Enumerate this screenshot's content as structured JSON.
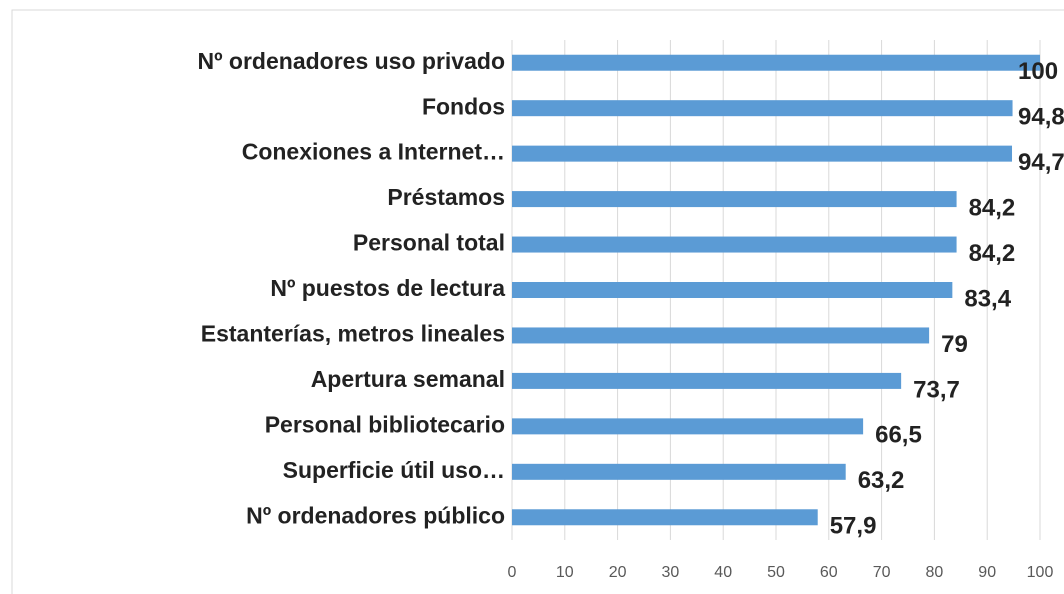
{
  "chart_data": {
    "type": "bar",
    "orientation": "horizontal",
    "categories": [
      "Nº ordenadores uso privado",
      "Fondos",
      "Conexiones a Internet…",
      "Préstamos",
      "Personal total",
      "Nº puestos de lectura",
      "Estanterías, metros lineales",
      "Apertura semanal",
      "Personal bibliotecario",
      "Superficie útil uso…",
      "Nº ordenadores público"
    ],
    "values": [
      100,
      94.8,
      94.7,
      84.2,
      84.2,
      83.4,
      79,
      73.7,
      66.5,
      63.2,
      57.9
    ],
    "value_labels": [
      "100",
      "94,8",
      "94,7",
      "84,2",
      "84,2",
      "83,4",
      "79",
      "73,7",
      "66,5",
      "63,2",
      "57,9"
    ],
    "color": "#5b9bd5",
    "xlim": [
      0,
      100
    ],
    "xticks": [
      0,
      10,
      20,
      30,
      40,
      50,
      60,
      70,
      80,
      90,
      100
    ],
    "grid": true
  }
}
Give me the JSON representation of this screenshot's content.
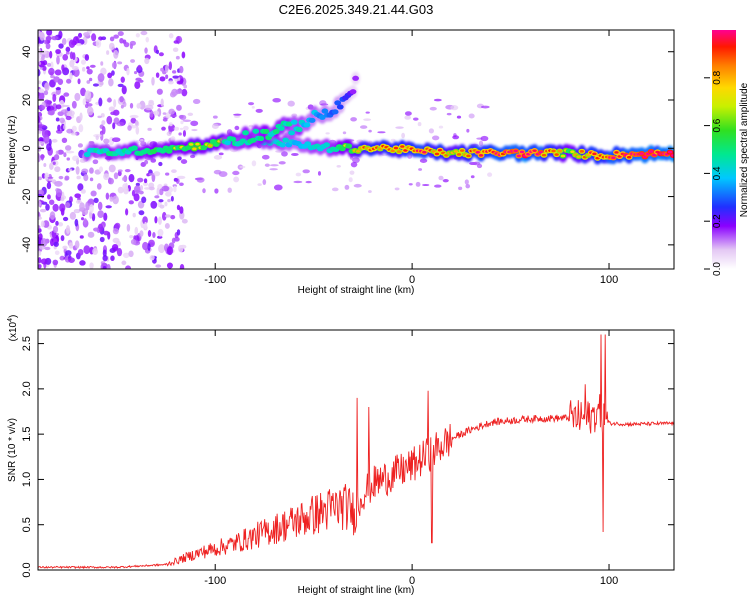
{
  "title": "C2E6.2025.349.21.44.G03",
  "chart_data": [
    {
      "type": "heatmap",
      "name": "spectrogram",
      "title": "C2E6.2025.349.21.44.G03",
      "xlabel": "Height of straight line (km)",
      "ylabel": "Frequency (Hz)",
      "xlim": [
        -190,
        133
      ],
      "ylim": [
        -50,
        49
      ],
      "xticks": [
        -100,
        0,
        100
      ],
      "xtick_labels": [
        "-100",
        "0",
        "100"
      ],
      "yticks": [
        40,
        20,
        0,
        -20,
        -40
      ],
      "ytick_labels": [
        "40",
        "20",
        "0",
        "-20",
        "-40"
      ],
      "colorbar": {
        "label": "Normalized spectral amplitude",
        "range": [
          0,
          1
        ],
        "ticks": [
          0.0,
          0.2,
          0.4,
          0.6,
          0.8
        ],
        "tick_labels": [
          "0.0",
          "0.2",
          "0.4",
          "0.6",
          "0.8"
        ]
      },
      "main_ridge": [
        {
          "x": -165,
          "f": -2,
          "amp": 0.45
        },
        {
          "x": -140,
          "f": -1,
          "amp": 0.5
        },
        {
          "x": -120,
          "f": 0,
          "amp": 0.55
        },
        {
          "x": -100,
          "f": 2,
          "amp": 0.6
        },
        {
          "x": -85,
          "f": 4,
          "amp": 0.5
        },
        {
          "x": -70,
          "f": 3,
          "amp": 0.45
        },
        {
          "x": -55,
          "f": 1,
          "amp": 0.4
        },
        {
          "x": -40,
          "f": 0,
          "amp": 0.45
        },
        {
          "x": -25,
          "f": 0,
          "amp": 0.7
        },
        {
          "x": -10,
          "f": 0,
          "amp": 0.75
        },
        {
          "x": 0,
          "f": -1,
          "amp": 0.8
        },
        {
          "x": 20,
          "f": -2,
          "amp": 0.7
        },
        {
          "x": 60,
          "f": -2,
          "amp": 0.95
        },
        {
          "x": 80,
          "f": -2,
          "amp": 0.6
        },
        {
          "x": 95,
          "f": -3,
          "amp": 0.8
        },
        {
          "x": 133,
          "f": -2,
          "amp": 0.95
        }
      ],
      "branch": [
        {
          "x": -95,
          "f": 3,
          "amp": 0.45
        },
        {
          "x": -75,
          "f": 6,
          "amp": 0.5
        },
        {
          "x": -60,
          "f": 9,
          "amp": 0.45
        },
        {
          "x": -45,
          "f": 14,
          "amp": 0.35
        },
        {
          "x": -35,
          "f": 18,
          "amp": 0.3
        },
        {
          "x": -28,
          "f": 29,
          "amp": 0.15
        }
      ]
    },
    {
      "type": "line",
      "name": "snr",
      "xlabel": "Height of straight line (km)",
      "ylabel": "SNR (10 * v/v)",
      "scale_label": "(x10",
      "scale_exponent": "4",
      "xlim": [
        -190,
        133
      ],
      "ylim": [
        0,
        2.65
      ],
      "xticks": [
        -100,
        0,
        100
      ],
      "xtick_labels": [
        "-100",
        "0",
        "100"
      ],
      "yticks": [
        0.0,
        0.5,
        1.0,
        1.5,
        2.0,
        2.5
      ],
      "ytick_labels": [
        "0.0",
        "0.5",
        "1.0",
        "1.5",
        "2.0",
        "2.5"
      ],
      "color": "#ee2222",
      "series": [
        {
          "name": "SNR",
          "x": [
            -190,
            -150,
            -125,
            -110,
            -90,
            -75,
            -60,
            -45,
            -35,
            -30,
            -25,
            -20,
            -10,
            0,
            10,
            20,
            30,
            40,
            60,
            80,
            90,
            95,
            100,
            110,
            133
          ],
          "y": [
            0.02,
            0.02,
            0.05,
            0.15,
            0.25,
            0.35,
            0.45,
            0.55,
            0.6,
            0.55,
            0.85,
            0.95,
            1.05,
            1.15,
            1.3,
            1.45,
            1.55,
            1.63,
            1.67,
            1.68,
            1.68,
            1.75,
            1.62,
            1.61,
            1.62
          ]
        }
      ],
      "spikes": [
        {
          "x": -28,
          "y": 1.9
        },
        {
          "x": -22,
          "y": 1.8
        },
        {
          "x": 8,
          "y": 1.98
        },
        {
          "x": 10,
          "y": 0.3
        },
        {
          "x": 96,
          "y": 2.6
        },
        {
          "x": 97,
          "y": 0.42
        },
        {
          "x": 98,
          "y": 2.6
        },
        {
          "x": 88,
          "y": 2.05
        }
      ]
    }
  ]
}
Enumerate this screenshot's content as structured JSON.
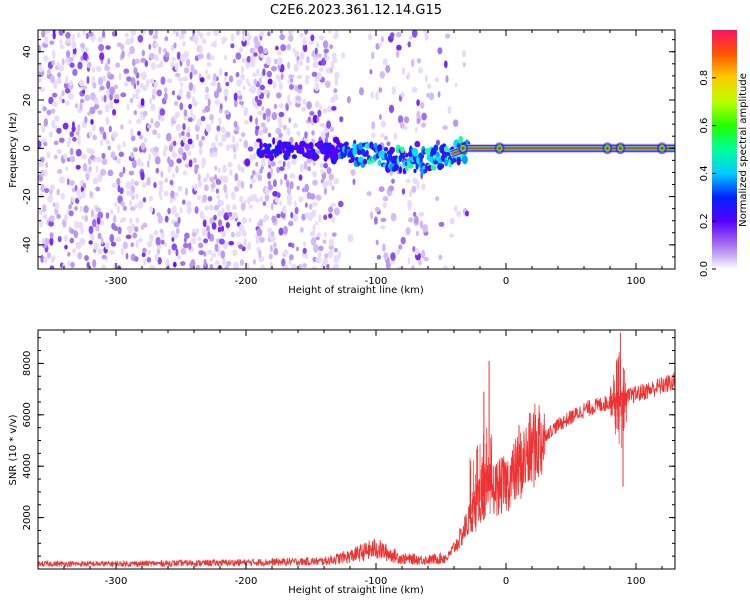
{
  "figure": {
    "title": "C2E6.2023.361.12.14.G15"
  },
  "chart_data": [
    {
      "type": "heatmap",
      "xlabel": "Height of straight line (km)",
      "ylabel": "Frequency (Hz)",
      "xlim": [
        -360,
        130
      ],
      "ylim": [
        -50,
        49
      ],
      "x_ticks": [
        "-300",
        "-200",
        "-100",
        "0",
        "100"
      ],
      "x_tick_values": [
        -300,
        -200,
        -100,
        0,
        100
      ],
      "y_ticks": [
        "-40",
        "-20",
        "0",
        "20",
        "40"
      ],
      "y_tick_values": [
        -40,
        -20,
        0,
        20,
        40
      ],
      "colorbar": {
        "label": "Normalized spectral amplitude",
        "range": [
          0,
          1
        ],
        "ticks": [
          "0.0",
          "0.2",
          "0.4",
          "0.6",
          "0.8"
        ],
        "tick_values": [
          0,
          0.2,
          0.4,
          0.6,
          0.8
        ]
      },
      "signal_track": [
        {
          "x": -190,
          "y": 0
        },
        {
          "x": -160,
          "y": -1
        },
        {
          "x": -140,
          "y": 0
        },
        {
          "x": -120,
          "y": -2
        },
        {
          "x": -100,
          "y": -3
        },
        {
          "x": -80,
          "y": -5
        },
        {
          "x": -60,
          "y": -5
        },
        {
          "x": -45,
          "y": -3
        },
        {
          "x": -30,
          "y": 0
        },
        {
          "x": 0,
          "y": 0
        },
        {
          "x": 80,
          "y": 0
        },
        {
          "x": 130,
          "y": 0
        }
      ],
      "noise_regions": [
        {
          "x_from": -360,
          "x_to": -130,
          "density": 1.0
        },
        {
          "x_from": -130,
          "x_to": -118,
          "density": 0.15
        },
        {
          "x_from": -118,
          "x_to": -105,
          "density": 0.05
        },
        {
          "x_from": -105,
          "x_to": -60,
          "density": 0.45
        },
        {
          "x_from": -60,
          "x_to": -30,
          "density": 0.1
        }
      ],
      "grid": false
    },
    {
      "type": "line",
      "xlabel": "Height of straight line (km)",
      "ylabel": "SNR (10 * v/v)",
      "xlim": [
        -360,
        130
      ],
      "ylim": [
        0,
        9300
      ],
      "x_ticks": [
        "-300",
        "-200",
        "-100",
        "0",
        "100"
      ],
      "x_tick_values": [
        -300,
        -200,
        -100,
        0,
        100
      ],
      "y_ticks": [
        "2000",
        "4000",
        "6000",
        "8000"
      ],
      "y_tick_values": [
        2000,
        4000,
        6000,
        8000
      ],
      "series": [
        {
          "color": "#ee3333",
          "envelope": [
            {
              "x": -360,
              "y": 200
            },
            {
              "x": -300,
              "y": 200
            },
            {
              "x": -200,
              "y": 250
            },
            {
              "x": -140,
              "y": 300
            },
            {
              "x": -120,
              "y": 500
            },
            {
              "x": -100,
              "y": 800
            },
            {
              "x": -90,
              "y": 600
            },
            {
              "x": -80,
              "y": 400
            },
            {
              "x": -60,
              "y": 350
            },
            {
              "x": -45,
              "y": 450
            },
            {
              "x": -35,
              "y": 1200
            },
            {
              "x": -25,
              "y": 2300
            },
            {
              "x": -15,
              "y": 3000
            },
            {
              "x": 0,
              "y": 3300
            },
            {
              "x": 15,
              "y": 4300
            },
            {
              "x": 25,
              "y": 5000
            },
            {
              "x": 40,
              "y": 5600
            },
            {
              "x": 60,
              "y": 6200
            },
            {
              "x": 80,
              "y": 6500
            },
            {
              "x": 100,
              "y": 6800
            },
            {
              "x": 130,
              "y": 7300
            }
          ],
          "spikes": [
            {
              "x": -13,
              "y": 8100
            },
            {
              "x": -17,
              "y": 6900
            },
            {
              "x": -22,
              "y": 4800
            },
            {
              "x": 10,
              "y": 5600
            },
            {
              "x": 88,
              "y": 9200
            },
            {
              "x": 90,
              "y": 3200
            },
            {
              "x": 85,
              "y": 8000
            }
          ]
        }
      ],
      "grid": false
    }
  ]
}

++++++++++

Exercise instructions
Copy every line of the entries above in which "density" occurs.

Answer to the exercise
          "density": 1.0
          "density": 0.15
          "density": 0.05
          "density": 0.45
          "density": 0.1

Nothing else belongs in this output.